[Stated goal]
Copy out the entries below precisely; nothing is to be omitted.

━━━ Dataset entries

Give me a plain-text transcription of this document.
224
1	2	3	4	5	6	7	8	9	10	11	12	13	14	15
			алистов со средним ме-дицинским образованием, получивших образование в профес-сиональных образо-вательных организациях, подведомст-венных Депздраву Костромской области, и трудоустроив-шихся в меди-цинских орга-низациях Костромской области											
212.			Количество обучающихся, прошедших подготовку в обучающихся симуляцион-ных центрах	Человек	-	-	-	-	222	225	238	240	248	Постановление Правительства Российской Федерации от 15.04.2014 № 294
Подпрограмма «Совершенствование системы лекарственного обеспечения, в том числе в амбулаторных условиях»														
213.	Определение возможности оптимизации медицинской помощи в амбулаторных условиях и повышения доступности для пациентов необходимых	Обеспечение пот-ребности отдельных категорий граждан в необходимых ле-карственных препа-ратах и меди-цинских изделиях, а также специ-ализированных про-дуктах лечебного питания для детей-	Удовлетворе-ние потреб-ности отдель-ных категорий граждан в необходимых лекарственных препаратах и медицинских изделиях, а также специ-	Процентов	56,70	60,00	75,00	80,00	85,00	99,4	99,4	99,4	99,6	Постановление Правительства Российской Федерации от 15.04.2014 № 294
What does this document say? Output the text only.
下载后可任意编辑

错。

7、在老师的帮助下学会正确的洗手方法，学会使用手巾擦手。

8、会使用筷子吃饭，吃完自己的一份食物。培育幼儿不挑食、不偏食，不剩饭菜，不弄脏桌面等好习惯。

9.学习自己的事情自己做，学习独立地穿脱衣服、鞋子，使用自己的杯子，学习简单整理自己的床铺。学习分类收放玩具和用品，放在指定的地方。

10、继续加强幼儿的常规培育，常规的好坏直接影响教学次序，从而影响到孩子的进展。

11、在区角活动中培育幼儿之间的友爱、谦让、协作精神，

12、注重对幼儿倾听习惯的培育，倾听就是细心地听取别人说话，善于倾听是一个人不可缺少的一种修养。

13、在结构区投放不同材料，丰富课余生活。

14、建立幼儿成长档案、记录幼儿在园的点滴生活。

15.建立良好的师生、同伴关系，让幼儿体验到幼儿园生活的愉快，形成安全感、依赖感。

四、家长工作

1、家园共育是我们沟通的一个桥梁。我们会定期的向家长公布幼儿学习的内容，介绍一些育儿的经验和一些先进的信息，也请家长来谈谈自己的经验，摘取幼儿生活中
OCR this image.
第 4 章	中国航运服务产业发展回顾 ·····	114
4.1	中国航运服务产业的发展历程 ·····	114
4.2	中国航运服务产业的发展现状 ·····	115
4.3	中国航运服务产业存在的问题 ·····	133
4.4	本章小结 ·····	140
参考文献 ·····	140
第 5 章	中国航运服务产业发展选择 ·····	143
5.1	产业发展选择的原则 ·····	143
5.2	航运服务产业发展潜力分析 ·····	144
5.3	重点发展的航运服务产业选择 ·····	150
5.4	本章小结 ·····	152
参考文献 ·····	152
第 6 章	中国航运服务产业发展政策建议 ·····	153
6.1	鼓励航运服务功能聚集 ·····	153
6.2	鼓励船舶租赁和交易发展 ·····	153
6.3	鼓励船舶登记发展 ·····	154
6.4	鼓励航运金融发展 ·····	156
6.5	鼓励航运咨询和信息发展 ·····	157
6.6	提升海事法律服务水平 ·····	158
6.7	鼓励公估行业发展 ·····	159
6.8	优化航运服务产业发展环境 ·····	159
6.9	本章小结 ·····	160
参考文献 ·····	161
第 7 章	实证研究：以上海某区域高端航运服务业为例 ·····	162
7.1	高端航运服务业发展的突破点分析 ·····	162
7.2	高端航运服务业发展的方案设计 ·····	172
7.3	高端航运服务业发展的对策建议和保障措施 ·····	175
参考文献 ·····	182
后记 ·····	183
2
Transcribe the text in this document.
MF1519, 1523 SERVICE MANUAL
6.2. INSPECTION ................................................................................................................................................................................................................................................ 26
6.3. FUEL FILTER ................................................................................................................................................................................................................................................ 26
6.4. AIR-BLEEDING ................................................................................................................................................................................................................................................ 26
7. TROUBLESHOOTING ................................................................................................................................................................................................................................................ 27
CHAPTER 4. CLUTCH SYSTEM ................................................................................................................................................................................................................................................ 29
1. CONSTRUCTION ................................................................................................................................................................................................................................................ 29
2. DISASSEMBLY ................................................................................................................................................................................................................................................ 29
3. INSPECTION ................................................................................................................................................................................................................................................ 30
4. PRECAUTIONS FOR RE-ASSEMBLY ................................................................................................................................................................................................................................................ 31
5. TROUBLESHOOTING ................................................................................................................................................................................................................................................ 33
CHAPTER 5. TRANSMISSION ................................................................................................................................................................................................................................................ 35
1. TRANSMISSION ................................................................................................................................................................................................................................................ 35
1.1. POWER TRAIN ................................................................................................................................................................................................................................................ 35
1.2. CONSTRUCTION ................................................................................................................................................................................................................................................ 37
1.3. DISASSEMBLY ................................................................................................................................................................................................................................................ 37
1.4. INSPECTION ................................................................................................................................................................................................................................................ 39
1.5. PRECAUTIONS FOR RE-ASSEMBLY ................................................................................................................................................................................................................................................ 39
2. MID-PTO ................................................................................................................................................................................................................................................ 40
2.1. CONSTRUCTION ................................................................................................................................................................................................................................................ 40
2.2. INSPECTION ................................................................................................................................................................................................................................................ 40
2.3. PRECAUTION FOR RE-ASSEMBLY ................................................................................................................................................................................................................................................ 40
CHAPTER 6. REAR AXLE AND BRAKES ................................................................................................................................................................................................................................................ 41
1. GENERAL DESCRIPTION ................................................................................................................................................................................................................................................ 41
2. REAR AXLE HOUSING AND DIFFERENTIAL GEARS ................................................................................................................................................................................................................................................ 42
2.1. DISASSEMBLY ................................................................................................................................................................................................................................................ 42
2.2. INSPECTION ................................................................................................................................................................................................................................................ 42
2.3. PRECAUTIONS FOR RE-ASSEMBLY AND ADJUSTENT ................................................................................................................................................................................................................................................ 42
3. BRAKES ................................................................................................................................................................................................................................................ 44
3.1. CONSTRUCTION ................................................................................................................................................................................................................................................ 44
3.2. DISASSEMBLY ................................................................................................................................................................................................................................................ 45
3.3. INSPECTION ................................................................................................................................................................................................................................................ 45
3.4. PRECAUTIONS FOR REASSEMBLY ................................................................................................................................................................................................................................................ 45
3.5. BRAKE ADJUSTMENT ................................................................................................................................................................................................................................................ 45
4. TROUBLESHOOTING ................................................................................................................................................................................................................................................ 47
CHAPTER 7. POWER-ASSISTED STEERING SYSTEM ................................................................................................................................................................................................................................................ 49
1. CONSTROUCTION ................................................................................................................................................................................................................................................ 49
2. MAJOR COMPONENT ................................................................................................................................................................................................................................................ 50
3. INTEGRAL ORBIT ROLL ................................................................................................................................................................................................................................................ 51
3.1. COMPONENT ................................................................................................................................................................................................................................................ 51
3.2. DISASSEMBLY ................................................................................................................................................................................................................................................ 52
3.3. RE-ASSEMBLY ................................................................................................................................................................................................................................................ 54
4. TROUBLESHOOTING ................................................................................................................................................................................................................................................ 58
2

━━━━━━

[Problem solution]
Give me a plain-text transcription of this document.
224
1	2	3	4	5	6	7	8	9	10	11	12	13	14	15
			алистов со средним ме-дицинским образованием, получивших образование в профес-сиональных образо-вательных организациях, подведомст-венных Депздраву Костромской области, и трудоустроив-шихся в меди-цинских орга-низациях Костромской области											
212.			Количество обучающихся, прошедших подготовку в обучающихся симуляцион-ных центрах	Человек	-	-	-	-	222	225	238	240	248	Постановление Правительства Российской Федерации от 15.04.2014 № 294
Подпрограмма «Совершенствование системы лекарственного обеспечения, в том числе в амбулаторных условиях»														
213.	Определение возможности оптимизации медицинской помощи в амбулаторных условиях и повышения доступности для пациентов необходимых	Обеспечение пот-ребности отдельных категорий граждан в необходимых ле-карственных препа-ратах и меди-цинских изделиях, а также специ-ализированных про-дуктах лечебного питания для детей-	Удовлетворе-ние потреб-ности отдель-ных категорий граждан в необходимых лекарственных препаратах и медицинских изделиях, а также специ-	Процентов	56,70	60,00	75,00	80,00	85,00	99,4	99,4	99,4	99,6	Постановление Правительства Российской Федерации от 15.04.2014 № 294
What does this document say? Output the text only.
下载后可任意编辑

错。

7、在老师的帮助下学会正确的洗手方法，学会使用手巾擦手。

8、会使用筷子吃饭，吃完自己的一份食物。培育幼儿不挑食、不偏食，不剩饭菜，不弄脏桌面等好习惯。

9.学习自己的事情自己做，学习独立地穿脱衣服、鞋子，使用自己的杯子，学习简单整理自己的床铺。学习分类收放玩具和用品，放在指定的地方。

10、继续加强幼儿的常规培育，常规的好坏直接影响教学次序，从而影响到孩子的进展。

11、在区角活动中培育幼儿之间的友爱、谦让、协作精神，

12、注重对幼儿倾听习惯的培育，倾听就是细心地听取别人说话，善于倾听是一个人不可缺少的一种修养。

13、在结构区投放不同材料，丰富课余生活。

14、建立幼儿成长档案、记录幼儿在园的点滴生活。

15.建立良好的师生、同伴关系，让幼儿体验到幼儿园生活的愉快，形成安全感、依赖感。

四、家长工作

1、家园共育是我们沟通的一个桥梁。我们会定期的向家长公布幼儿学习的内容，介绍一些育儿的经验和一些先进的信息，也请家长来谈谈自己的经验，摘取幼儿生活中
OCR this image.
第 4 章	中国航运服务产业发展回顾 ·····	114
4.1	中国航运服务产业的发展历程 ·····	114
4.2	中国航运服务产业的发展现状 ·····	115
4.3	中国航运服务产业存在的问题 ·····	133
4.4	本章小结 ·····	140
参考文献 ·····	140
第 5 章	中国航运服务产业发展选择 ·····	143
5.1	产业发展选择的原则 ·····	143
5.2	航运服务产业发展潜力分析 ·····	144
5.3	重点发展的航运服务产业选择 ·····	150
5.4	本章小结 ·····	152
参考文献 ·····	152
第 6 章	中国航运服务产业发展政策建议 ·····	153
6.1	鼓励航运服务功能聚集 ·····	153
6.2	鼓励船舶租赁和交易发展 ·····	153
6.3	鼓励船舶登记发展 ·····	154
6.4	鼓励航运金融发展 ·····	156
6.5	鼓励航运咨询和信息发展 ·····	157
6.6	提升海事法律服务水平 ·····	158
6.7	鼓励公估行业发展 ·····	159
6.8	优化航运服务产业发展环境 ·····	159
6.9	本章小结 ·····	160
参考文献 ·····	161
第 7 章	实证研究：以上海某区域高端航运服务业为例 ·····	162
7.1	高端航运服务业发展的突破点分析 ·····	162
7.2	高端航运服务业发展的方案设计 ·····	172
7.3	高端航运服务业发展的对策建议和保障措施 ·····	175
参考文献 ·····	182
后记 ·····	183
2
Transcribe the text in this document.
MF1519, 1523 SERVICE MANUAL
6.2. INSPECTION ................................................................................................................................................................................................................................................ 26
6.3. FUEL FILTER ................................................................................................................................................................................................................................................ 26
6.4. AIR-BLEEDING ................................................................................................................................................................................................................................................ 26
7. TROUBLESHOOTING ................................................................................................................................................................................................................................................ 27
CHAPTER 4. CLUTCH SYSTEM ................................................................................................................................................................................................................................................ 29
1. CONSTRUCTION ................................................................................................................................................................................................................................................ 29
2. DISASSEMBLY ................................................................................................................................................................................................................................................ 29
3. INSPECTION ................................................................................................................................................................................................................................................ 30
4. PRECAUTIONS FOR RE-ASSEMBLY ................................................................................................................................................................................................................................................ 31
5. TROUBLESHOOTING ................................................................................................................................................................................................................................................ 33
CHAPTER 5. TRANSMISSION ................................................................................................................................................................................................................................................ 35
1. TRANSMISSION ................................................................................................................................................................................................................................................ 35
1.1. POWER TRAIN ................................................................................................................................................................................................................................................ 35
1.2. CONSTRUCTION ................................................................................................................................................................................................................................................ 37
1.3. DISASSEMBLY ................................................................................................................................................................................................................................................ 37
1.4. INSPECTION ................................................................................................................................................................................................................................................ 39
1.5. PRECAUTIONS FOR RE-ASSEMBLY ................................................................................................................................................................................................................................................ 39
2. MID-PTO ................................................................................................................................................................................................................................................ 40
2.1. CONSTRUCTION ................................................................................................................................................................................................................................................ 40
2.2. INSPECTION ................................................................................................................................................................................................................................................ 40
2.3. PRECAUTION FOR RE-ASSEMBLY ................................................................................................................................................................................................................................................ 40
CHAPTER 6. REAR AXLE AND BRAKES ................................................................................................................................................................................................................................................ 41
1. GENERAL DESCRIPTION ................................................................................................................................................................................................................................................ 41
2. REAR AXLE HOUSING AND DIFFERENTIAL GEARS ................................................................................................................................................................................................................................................ 42
2.1. DISASSEMBLY ................................................................................................................................................................................................................................................ 42
2.2. INSPECTION ................................................................................................................................................................................................................................................ 42
2.3. PRECAUTIONS FOR RE-ASSEMBLY AND ADJUSTENT ................................................................................................................................................................................................................................................ 42
3. BRAKES ................................................................................................................................................................................................................................................ 44
3.1. CONSTRUCTION ................................................................................................................................................................................................................................................ 44
3.2. DISASSEMBLY ................................................................................................................................................................................................................................................ 45
3.3. INSPECTION ................................................................................................................................................................................................................................................ 45
3.4. PRECAUTIONS FOR REASSEMBLY ................................................................................................................................................................................................................................................ 45
3.5. BRAKE ADJUSTMENT ................................................................................................................................................................................................................................................ 45
4. TROUBLESHOOTING ................................................................................................................................................................................................................................................ 47
CHAPTER 7. POWER-ASSISTED STEERING SYSTEM ................................................................................................................................................................................................................................................ 49
1. CONSTROUCTION ................................................................................................................................................................................................................................................ 49
2. MAJOR COMPONENT ................................................................................................................................................................................................................................................ 50
3. INTEGRAL ORBIT ROLL ................................................................................................................................................................................................................................................ 51
3.1. COMPONENT ................................................................................................................................................................................................................................................ 51
3.2. DISASSEMBLY ................................................................................................................................................................................................................................................ 52
3.3. RE-ASSEMBLY ................................................................................................................................................................................................................................................ 54
4. TROUBLESHOOTING ................................................................................................................................................................................................................................................ 58
2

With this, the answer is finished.